> [Exercise goal]: Every line of the material is to be repeated exactly as it stands.

> [Provided material]:
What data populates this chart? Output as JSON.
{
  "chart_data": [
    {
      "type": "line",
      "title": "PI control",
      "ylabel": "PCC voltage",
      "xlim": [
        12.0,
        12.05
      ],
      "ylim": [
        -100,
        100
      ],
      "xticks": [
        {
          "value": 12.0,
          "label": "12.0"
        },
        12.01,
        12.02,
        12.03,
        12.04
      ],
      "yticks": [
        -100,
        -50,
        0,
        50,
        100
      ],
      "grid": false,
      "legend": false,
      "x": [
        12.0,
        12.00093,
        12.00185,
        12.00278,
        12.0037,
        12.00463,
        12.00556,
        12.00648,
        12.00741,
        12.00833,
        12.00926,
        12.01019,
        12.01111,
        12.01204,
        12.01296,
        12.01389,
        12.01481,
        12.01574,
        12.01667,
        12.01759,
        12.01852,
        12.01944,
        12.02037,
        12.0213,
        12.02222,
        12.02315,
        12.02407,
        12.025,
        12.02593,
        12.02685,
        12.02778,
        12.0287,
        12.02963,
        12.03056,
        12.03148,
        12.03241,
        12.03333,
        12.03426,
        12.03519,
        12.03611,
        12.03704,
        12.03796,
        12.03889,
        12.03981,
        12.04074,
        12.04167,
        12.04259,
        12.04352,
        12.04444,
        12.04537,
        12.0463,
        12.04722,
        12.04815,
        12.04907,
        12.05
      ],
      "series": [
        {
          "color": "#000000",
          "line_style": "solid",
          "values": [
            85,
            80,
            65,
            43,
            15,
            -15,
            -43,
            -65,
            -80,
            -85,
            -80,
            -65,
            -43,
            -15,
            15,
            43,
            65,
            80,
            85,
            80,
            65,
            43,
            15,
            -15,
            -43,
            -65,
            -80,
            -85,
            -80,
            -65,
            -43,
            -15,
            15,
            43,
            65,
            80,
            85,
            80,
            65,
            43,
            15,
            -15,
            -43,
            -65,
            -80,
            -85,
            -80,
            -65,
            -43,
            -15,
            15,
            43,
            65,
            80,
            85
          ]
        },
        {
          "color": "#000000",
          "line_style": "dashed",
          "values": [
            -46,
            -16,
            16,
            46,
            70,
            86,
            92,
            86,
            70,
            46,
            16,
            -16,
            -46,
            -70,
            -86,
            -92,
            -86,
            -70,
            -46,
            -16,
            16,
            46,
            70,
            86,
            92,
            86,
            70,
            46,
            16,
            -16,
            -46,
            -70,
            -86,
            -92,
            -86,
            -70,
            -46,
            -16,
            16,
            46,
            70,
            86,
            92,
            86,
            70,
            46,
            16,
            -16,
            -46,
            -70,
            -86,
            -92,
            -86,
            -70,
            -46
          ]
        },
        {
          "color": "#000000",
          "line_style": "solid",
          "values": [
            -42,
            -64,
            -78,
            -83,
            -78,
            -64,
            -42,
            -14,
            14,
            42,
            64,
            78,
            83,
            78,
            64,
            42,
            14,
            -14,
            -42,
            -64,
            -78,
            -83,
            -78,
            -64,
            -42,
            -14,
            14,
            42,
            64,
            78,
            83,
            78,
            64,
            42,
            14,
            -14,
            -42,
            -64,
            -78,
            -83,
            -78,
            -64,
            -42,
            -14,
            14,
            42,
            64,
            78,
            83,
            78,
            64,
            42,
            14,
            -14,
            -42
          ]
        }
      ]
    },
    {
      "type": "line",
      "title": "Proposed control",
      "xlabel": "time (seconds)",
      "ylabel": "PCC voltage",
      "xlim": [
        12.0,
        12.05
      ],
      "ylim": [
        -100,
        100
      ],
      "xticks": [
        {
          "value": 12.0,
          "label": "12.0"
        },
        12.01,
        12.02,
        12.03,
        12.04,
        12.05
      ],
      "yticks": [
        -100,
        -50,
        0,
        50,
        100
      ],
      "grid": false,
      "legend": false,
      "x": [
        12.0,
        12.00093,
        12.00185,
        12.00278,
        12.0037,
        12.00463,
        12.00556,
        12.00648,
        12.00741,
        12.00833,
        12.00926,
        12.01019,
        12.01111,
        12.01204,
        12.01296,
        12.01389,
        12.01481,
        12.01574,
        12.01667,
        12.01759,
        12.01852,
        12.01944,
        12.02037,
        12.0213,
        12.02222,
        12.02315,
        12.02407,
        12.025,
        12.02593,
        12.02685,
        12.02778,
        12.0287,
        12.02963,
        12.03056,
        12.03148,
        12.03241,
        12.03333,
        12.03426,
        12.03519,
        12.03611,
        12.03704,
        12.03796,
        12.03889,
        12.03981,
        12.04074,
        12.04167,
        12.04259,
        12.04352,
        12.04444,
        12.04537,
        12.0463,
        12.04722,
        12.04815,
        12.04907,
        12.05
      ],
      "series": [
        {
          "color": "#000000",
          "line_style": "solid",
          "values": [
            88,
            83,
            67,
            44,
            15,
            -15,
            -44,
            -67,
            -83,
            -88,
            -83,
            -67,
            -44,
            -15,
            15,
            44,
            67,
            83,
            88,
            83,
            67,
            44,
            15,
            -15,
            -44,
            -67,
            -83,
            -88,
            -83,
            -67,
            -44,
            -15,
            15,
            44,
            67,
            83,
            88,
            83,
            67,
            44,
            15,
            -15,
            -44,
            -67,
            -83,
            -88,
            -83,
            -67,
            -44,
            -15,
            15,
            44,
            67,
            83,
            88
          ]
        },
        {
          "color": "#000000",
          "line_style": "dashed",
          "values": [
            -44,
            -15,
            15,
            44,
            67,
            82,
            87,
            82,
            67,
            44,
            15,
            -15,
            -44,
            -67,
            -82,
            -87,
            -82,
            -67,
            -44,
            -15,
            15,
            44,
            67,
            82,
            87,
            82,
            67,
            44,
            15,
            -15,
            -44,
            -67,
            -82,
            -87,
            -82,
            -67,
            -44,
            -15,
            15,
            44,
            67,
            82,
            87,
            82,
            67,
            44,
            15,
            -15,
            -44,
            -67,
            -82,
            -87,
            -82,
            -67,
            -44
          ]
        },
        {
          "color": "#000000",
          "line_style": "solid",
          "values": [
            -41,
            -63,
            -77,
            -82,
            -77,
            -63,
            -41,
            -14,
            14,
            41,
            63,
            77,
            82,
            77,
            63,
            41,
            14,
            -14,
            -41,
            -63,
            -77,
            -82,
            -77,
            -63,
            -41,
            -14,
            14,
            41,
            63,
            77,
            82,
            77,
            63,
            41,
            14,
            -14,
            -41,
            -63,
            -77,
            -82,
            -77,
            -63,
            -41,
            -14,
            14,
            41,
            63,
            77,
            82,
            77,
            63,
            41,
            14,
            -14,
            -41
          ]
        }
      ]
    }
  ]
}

> [Reply to the exercise]:
What data populates this chart? Output as JSON.
{
  "chart_data": [
    {
      "type": "line",
      "title": "PI control",
      "ylabel": "PCC voltage",
      "xlim": [
        12.0,
        12.05
      ],
      "ylim": [
        -100,
        100
      ],
      "xticks": [
        {
          "value": 12.0,
          "label": "12.0"
        },
        12.01,
        12.02,
        12.03,
        12.04
      ],
      "yticks": [
        -100,
        -50,
        0,
        50,
        100
      ],
      "grid": false,
      "legend": false,
      "x": [
        12.0,
        12.00093,
        12.00185,
        12.00278,
        12.0037,
        12.00463,
        12.00556,
        12.00648,
        12.00741,
        12.00833,
        12.00926,
        12.01019,
        12.01111,
        12.01204,
        12.01296,
        12.01389,
        12.01481,
        12.01574,
        12.01667,
        12.01759,
        12.01852,
        12.01944,
        12.02037,
        12.0213,
        12.02222,
        12.02315,
        12.02407,
        12.025,
        12.02593,
        12.02685,
        12.02778,
        12.0287,
        12.02963,
        12.03056,
        12.03148,
        12.03241,
        12.03333,
        12.03426,
        12.03519,
        12.03611,
        12.03704,
        12.03796,
        12.03889,
        12.03981,
        12.04074,
        12.04167,
        12.04259,
        12.04352,
        12.04444,
        12.04537,
        12.0463,
        12.04722,
        12.04815,
        12.04907,
        12.05
      ],
      "series": [
        {
          "color": "#000000",
          "line_style": "solid",
          "values": [
            85,
            80,
            65,
            43,
            15,
            -15,
            -43,
            -65,
            -80,
            -85,
            -80,
            -65,
            -43,
            -15,
            15,
            43,
            65,
            80,
            85,
            80,
            65,
            43,
            15,
            -15,
            -43,
            -65,
            -80,
            -85,
            -80,
            -65,
            -43,
            -15,
            15,
            43,
            65,
            80,
            85,
            80,
            65,
            43,
            15,
            -15,
            -43,
            -65,
            -80,
            -85,
            -80,
            -65,
            -43,
            -15,
            15,
            43,
            65,
            80,
            85
          ]
        },
        {
          "color": "#000000",
          "line_style": "dashed",
          "values": [
            -46,
            -16,
            16,
            46,
            70,
            86,
            92,
            86,
            70,
            46,
            16,
            -16,
            -46,
            -70,
            -86,
            -92,
            -86,
            -70,
            -46,
            -16,
            16,
            46,
            70,
            86,
            92,
            86,
            70,
            46,
            16,
            -16,
            -46,
            -70,
            -86,
            -92,
            -86,
            -70,
            -46,
            -16,
            16,
            46,
            70,
            86,
            92,
            86,
            70,
            46,
            16,
            -16,
            -46,
            -70,
            -86,
            -92,
            -86,
            -70,
            -46
          ]
        },
        {
          "color": "#000000",
          "line_style": "solid",
          "values": [
            -42,
            -64,
            -78,
            -83,
            -78,
            -64,
            -42,
            -14,
            14,
            42,
            64,
            78,
            83,
            78,
            64,
            42,
            14,
            -14,
            -42,
            -64,
            -78,
            -83,
            -78,
            -64,
            -42,
            -14,
            14,
            42,
            64,
            78,
            83,
            78,
            64,
            42,
            14,
            -14,
            -42,
            -64,
            -78,
            -83,
            -78,
            -64,
            -42,
            -14,
            14,
            42,
            64,
            78,
            83,
            78,
            64,
            42,
            14,
            -14,
            -42
          ]
        }
      ]
    },
    {
      "type": "line",
      "title": "Proposed control",
      "xlabel": "time (seconds)",
      "ylabel": "PCC voltage",
      "xlim": [
        12.0,
        12.05
      ],
      "ylim": [
        -100,
        100
      ],
      "xticks": [
        {
          "value": 12.0,
          "label": "12.0"
        },
        12.01,
        12.02,
        12.03,
        12.04,
        12.05
      ],
      "yticks": [
        -100,
        -50,
        0,
        50,
        100
      ],
      "grid": false,
      "legend": false,
      "x": [
        12.0,
        12.00093,
        12.00185,
        12.00278,
        12.0037,
        12.00463,
        12.00556,
        12.00648,
        12.00741,
        12.00833,
        12.00926,
        12.01019,
        12.01111,
        12.01204,
        12.01296,
        12.01389,
        12.01481,
        12.01574,
        12.01667,
        12.01759,
        12.01852,
        12.01944,
        12.02037,
        12.0213,
        12.02222,
        12.02315,
        12.02407,
        12.025,
        12.02593,
        12.02685,
        12.02778,
        12.0287,
        12.02963,
        12.03056,
        12.03148,
        12.03241,
        12.03333,
        12.03426,
        12.03519,
        12.03611,
        12.03704,
        12.03796,
        12.03889,
        12.03981,
        12.04074,
        12.04167,
        12.04259,
        12.04352,
        12.04444,
        12.04537,
        12.0463,
        12.04722,
        12.04815,
        12.04907,
        12.05
      ],
      "series": [
        {
          "color": "#000000",
          "line_style": "solid",
          "values": [
            88,
            83,
            67,
            44,
            15,
            -15,
            -44,
            -67,
            -83,
            -88,
            -83,
            -67,
            -44,
            -15,
            15,
            44,
            67,
            83,
            88,
            83,
            67,
            44,
            15,
            -15,
            -44,
            -67,
            -83,
            -88,
            -83,
            -67,
            -44,
            -15,
            15,
            44,
            67,
            83,
            88,
            83,
            67,
            44,
            15,
            -15,
            -44,
            -67,
            -83,
            -88,
            -83,
            -67,
            -44,
            -15,
            15,
            44,
            67,
            83,
            88
          ]
        },
        {
          "color": "#000000",
          "line_style": "dashed",
          "values": [
            -44,
            -15,
            15,
            44,
            67,
            82,
            87,
            82,
            67,
            44,
            15,
            -15,
            -44,
            -67,
            -82,
            -87,
            -82,
            -67,
            -44,
            -15,
            15,
            44,
            67,
            82,
            87,
            82,
            67,
            44,
            15,
            -15,
            -44,
            -67,
            -82,
            -87,
            -82,
            -67,
            -44,
            -15,
            15,
            44,
            67,
            82,
            87,
            82,
            67,
            44,
            15,
            -15,
            -44,
            -67,
            -82,
            -87,
            -82,
            -67,
            -44
          ]
        },
        {
          "color": "#000000",
          "line_style": "solid",
          "values": [
            -41,
            -63,
            -77,
            -82,
            -77,
            -63,
            -41,
            -14,
            14,
            41,
            63,
            77,
            82,
            77,
            63,
            41,
            14,
            -14,
            -41,
            -63,
            -77,
            -82,
            -77,
            -63,
            -41,
            -14,
            14,
            41,
            63,
            77,
            82,
            77,
            63,
            41,
            14,
            -14,
            -41,
            -63,
            -77,
            -82,
            -77,
            -63,
            -41,
            -14,
            14,
            41,
            63,
            77,
            82,
            77,
            63,
            41,
            14,
            -14,
            -41
          ]
        }
      ]
    }
  ]
}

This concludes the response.